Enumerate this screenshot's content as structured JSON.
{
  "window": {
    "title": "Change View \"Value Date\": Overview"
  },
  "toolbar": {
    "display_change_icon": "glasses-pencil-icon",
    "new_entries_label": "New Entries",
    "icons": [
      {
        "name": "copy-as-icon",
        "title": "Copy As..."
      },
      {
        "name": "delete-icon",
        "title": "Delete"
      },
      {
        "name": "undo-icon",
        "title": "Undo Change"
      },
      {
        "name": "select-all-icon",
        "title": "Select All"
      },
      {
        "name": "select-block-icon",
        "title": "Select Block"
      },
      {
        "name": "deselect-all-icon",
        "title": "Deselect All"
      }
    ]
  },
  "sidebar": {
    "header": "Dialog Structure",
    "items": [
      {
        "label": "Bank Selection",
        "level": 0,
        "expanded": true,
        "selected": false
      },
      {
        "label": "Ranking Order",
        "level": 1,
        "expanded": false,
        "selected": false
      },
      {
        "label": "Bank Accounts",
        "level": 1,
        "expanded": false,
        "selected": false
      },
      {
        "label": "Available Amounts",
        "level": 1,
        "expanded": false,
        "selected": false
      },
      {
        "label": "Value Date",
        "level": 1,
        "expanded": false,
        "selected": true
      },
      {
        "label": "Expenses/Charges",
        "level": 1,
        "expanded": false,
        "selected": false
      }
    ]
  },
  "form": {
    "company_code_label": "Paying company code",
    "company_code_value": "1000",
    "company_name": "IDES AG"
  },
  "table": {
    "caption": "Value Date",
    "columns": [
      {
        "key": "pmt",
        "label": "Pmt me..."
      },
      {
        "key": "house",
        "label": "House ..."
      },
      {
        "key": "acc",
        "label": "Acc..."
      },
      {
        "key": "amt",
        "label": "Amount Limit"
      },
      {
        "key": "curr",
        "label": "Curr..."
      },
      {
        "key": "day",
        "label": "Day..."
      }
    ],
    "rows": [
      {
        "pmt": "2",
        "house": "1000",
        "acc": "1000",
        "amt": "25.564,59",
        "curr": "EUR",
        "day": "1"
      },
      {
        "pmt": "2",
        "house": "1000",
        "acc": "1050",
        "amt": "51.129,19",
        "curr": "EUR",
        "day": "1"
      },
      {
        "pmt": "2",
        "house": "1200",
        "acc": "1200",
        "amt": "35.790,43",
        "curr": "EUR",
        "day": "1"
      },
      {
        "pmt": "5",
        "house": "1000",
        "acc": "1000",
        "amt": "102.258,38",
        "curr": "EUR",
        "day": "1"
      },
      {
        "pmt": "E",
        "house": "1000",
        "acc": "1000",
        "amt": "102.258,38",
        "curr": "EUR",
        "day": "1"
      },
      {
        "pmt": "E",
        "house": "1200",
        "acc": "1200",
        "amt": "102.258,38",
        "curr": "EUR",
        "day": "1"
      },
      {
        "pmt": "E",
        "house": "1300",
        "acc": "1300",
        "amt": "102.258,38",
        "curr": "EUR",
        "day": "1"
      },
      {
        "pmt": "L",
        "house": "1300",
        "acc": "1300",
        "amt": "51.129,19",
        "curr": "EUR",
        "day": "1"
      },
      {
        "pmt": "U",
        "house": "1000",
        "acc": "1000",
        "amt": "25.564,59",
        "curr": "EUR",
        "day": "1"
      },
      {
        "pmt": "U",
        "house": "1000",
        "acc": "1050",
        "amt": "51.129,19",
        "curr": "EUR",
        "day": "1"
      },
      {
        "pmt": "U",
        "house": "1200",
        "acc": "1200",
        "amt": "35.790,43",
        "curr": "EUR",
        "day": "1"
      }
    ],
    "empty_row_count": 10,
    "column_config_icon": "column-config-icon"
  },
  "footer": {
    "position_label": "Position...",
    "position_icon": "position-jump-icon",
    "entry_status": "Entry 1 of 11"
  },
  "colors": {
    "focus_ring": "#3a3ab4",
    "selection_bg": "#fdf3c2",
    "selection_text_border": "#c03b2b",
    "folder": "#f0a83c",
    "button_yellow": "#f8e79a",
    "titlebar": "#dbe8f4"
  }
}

Aim of the task:
Retype every entry above, word for word.

Task output:
Enumerate this screenshot's content as structured JSON.
{
  "window": {
    "title": "Change View \"Value Date\": Overview"
  },
  "toolbar": {
    "display_change_icon": "glasses-pencil-icon",
    "new_entries_label": "New Entries",
    "icons": [
      {
        "name": "copy-as-icon",
        "title": "Copy As..."
      },
      {
        "name": "delete-icon",
        "title": "Delete"
      },
      {
        "name": "undo-icon",
        "title": "Undo Change"
      },
      {
        "name": "select-all-icon",
        "title": "Select All"
      },
      {
        "name": "select-block-icon",
        "title": "Select Block"
      },
      {
        "name": "deselect-all-icon",
        "title": "Deselect All"
      }
    ]
  },
  "sidebar": {
    "header": "Dialog Structure",
    "items": [
      {
        "label": "Bank Selection",
        "level": 0,
        "expanded": true,
        "selected": false
      },
      {
        "label": "Ranking Order",
        "level": 1,
        "expanded": false,
        "selected": false
      },
      {
        "label": "Bank Accounts",
        "level": 1,
        "expanded": false,
        "selected": false
      },
      {
        "label": "Available Amounts",
        "level": 1,
        "expanded": false,
        "selected": false
      },
      {
        "label": "Value Date",
        "level": 1,
        "expanded": false,
        "selected": true
      },
      {
        "label": "Expenses/Charges",
        "level": 1,
        "expanded": false,
        "selected": false
      }
    ]
  },
  "form": {
    "company_code_label": "Paying company code",
    "company_code_value": "1000",
    "company_name": "IDES AG"
  },
  "table": {
    "caption": "Value Date",
    "columns": [
      {
        "key": "pmt",
        "label": "Pmt me..."
      },
      {
        "key": "house",
        "label": "House ..."
      },
      {
        "key": "acc",
        "label": "Acc..."
      },
      {
        "key": "amt",
        "label": "Amount Limit"
      },
      {
        "key": "curr",
        "label": "Curr..."
      },
      {
        "key": "day",
        "label": "Day..."
      }
    ],
    "rows": [
      {
        "pmt": "2",
        "house": "1000",
        "acc": "1000",
        "amt": "25.564,59",
        "curr": "EUR",
        "day": "1"
      },
      {
        "pmt": "2",
        "house": "1000",
        "acc": "1050",
        "amt": "51.129,19",
        "curr": "EUR",
        "day": "1"
      },
      {
        "pmt": "2",
        "house": "1200",
        "acc": "1200",
        "amt": "35.790,43",
        "curr": "EUR",
        "day": "1"
      },
      {
        "pmt": "5",
        "house": "1000",
        "acc": "1000",
        "amt": "102.258,38",
        "curr": "EUR",
        "day": "1"
      },
      {
        "pmt": "E",
        "house": "1000",
        "acc": "1000",
        "amt": "102.258,38",
        "curr": "EUR",
        "day": "1"
      },
      {
        "pmt": "E",
        "house": "1200",
        "acc": "1200",
        "amt": "102.258,38",
        "curr": "EUR",
        "day": "1"
      },
      {
        "pmt": "E",
        "house": "1300",
        "acc": "1300",
        "amt": "102.258,38",
        "curr": "EUR",
        "day": "1"
      },
      {
        "pmt": "L",
        "house": "1300",
        "acc": "1300",
        "amt": "51.129,19",
        "curr": "EUR",
        "day": "1"
      },
      {
        "pmt": "U",
        "house": "1000",
        "acc": "1000",
        "amt": "25.564,59",
        "curr": "EUR",
        "day": "1"
      },
      {
        "pmt": "U",
        "house": "1000",
        "acc": "1050",
        "amt": "51.129,19",
        "curr": "EUR",
        "day": "1"
      },
      {
        "pmt": "U",
        "house": "1200",
        "acc": "1200",
        "amt": "35.790,43",
        "curr": "EUR",
        "day": "1"
      }
    ],
    "empty_row_count": 10,
    "column_config_icon": "column-config-icon"
  },
  "footer": {
    "position_label": "Position...",
    "position_icon": "position-jump-icon",
    "entry_status": "Entry 1 of 11"
  },
  "colors": {
    "focus_ring": "#3a3ab4",
    "selection_bg": "#fdf3c2",
    "selection_text_border": "#c03b2b",
    "folder": "#f0a83c",
    "button_yellow": "#f8e79a",
    "titlebar": "#dbe8f4"
  }
}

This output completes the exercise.